= EXERCISE INPUTS =
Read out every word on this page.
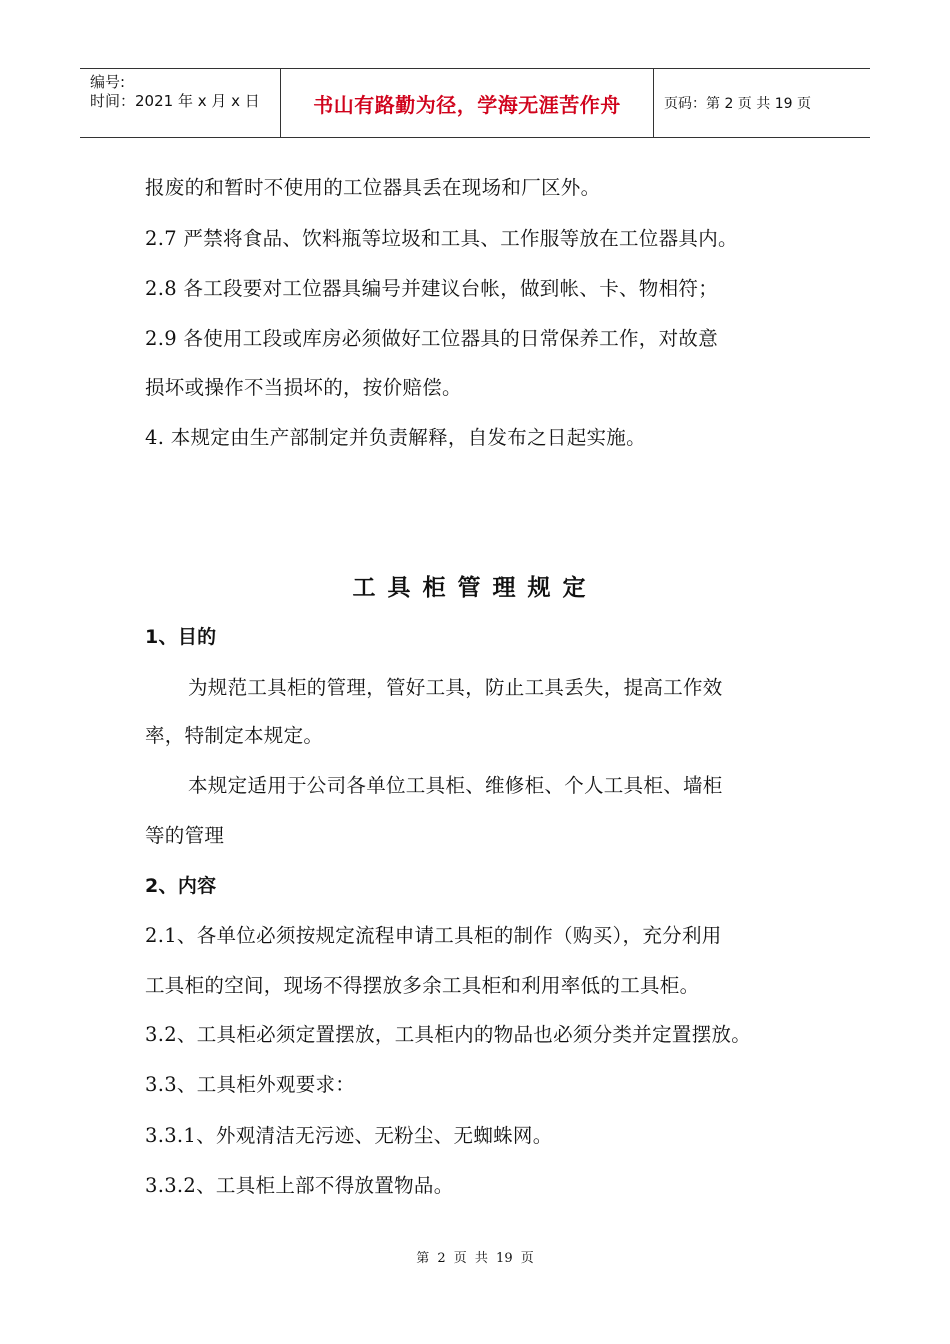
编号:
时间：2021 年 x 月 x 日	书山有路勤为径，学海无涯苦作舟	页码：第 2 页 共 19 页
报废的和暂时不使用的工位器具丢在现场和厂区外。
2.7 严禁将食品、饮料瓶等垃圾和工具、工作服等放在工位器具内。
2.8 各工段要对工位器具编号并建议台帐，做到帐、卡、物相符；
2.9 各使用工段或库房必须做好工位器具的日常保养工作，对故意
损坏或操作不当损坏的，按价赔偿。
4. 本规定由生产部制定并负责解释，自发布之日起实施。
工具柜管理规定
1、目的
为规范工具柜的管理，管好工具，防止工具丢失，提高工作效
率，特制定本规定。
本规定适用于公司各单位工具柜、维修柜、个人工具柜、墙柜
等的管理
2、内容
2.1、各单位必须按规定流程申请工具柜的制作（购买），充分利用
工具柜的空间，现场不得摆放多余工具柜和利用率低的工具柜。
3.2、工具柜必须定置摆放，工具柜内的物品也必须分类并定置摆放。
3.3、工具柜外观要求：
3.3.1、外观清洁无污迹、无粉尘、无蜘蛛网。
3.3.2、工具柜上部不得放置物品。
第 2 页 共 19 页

...

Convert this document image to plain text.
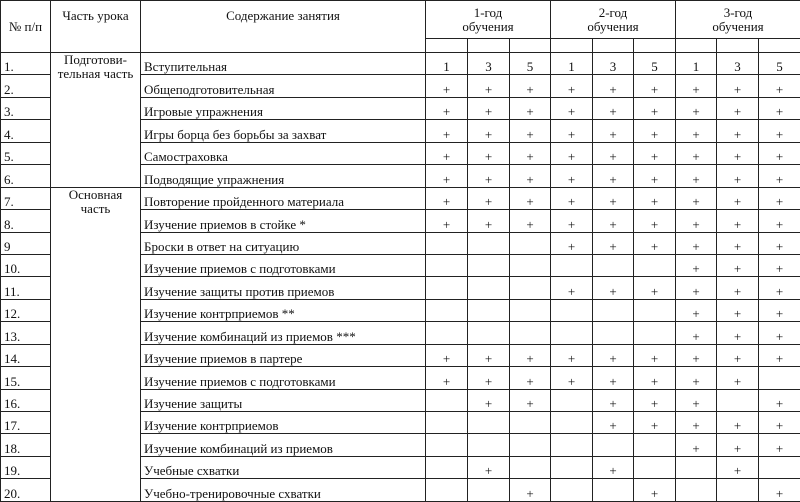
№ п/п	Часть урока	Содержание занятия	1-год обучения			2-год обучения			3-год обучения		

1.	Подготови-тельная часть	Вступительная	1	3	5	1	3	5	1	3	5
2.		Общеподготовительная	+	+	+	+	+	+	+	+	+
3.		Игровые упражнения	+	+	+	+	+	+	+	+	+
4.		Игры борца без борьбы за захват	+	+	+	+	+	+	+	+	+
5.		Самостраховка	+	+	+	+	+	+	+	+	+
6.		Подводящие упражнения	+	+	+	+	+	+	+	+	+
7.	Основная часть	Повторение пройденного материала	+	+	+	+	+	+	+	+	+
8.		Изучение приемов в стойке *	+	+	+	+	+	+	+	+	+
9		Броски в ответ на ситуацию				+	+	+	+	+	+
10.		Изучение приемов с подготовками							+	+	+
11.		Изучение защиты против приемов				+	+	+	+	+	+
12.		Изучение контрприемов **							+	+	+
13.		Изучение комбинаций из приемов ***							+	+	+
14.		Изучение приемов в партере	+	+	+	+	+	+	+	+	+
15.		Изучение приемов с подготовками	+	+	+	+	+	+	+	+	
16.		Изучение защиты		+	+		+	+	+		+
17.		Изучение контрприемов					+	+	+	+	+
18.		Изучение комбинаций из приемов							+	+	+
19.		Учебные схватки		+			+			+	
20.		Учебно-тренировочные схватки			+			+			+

= WHAT THE EXERCISE ASKS =
In the entries above, identify every line with the string "this".

= FINAL RESULT =
Read out every word on this page.
Convert this document image to plain text.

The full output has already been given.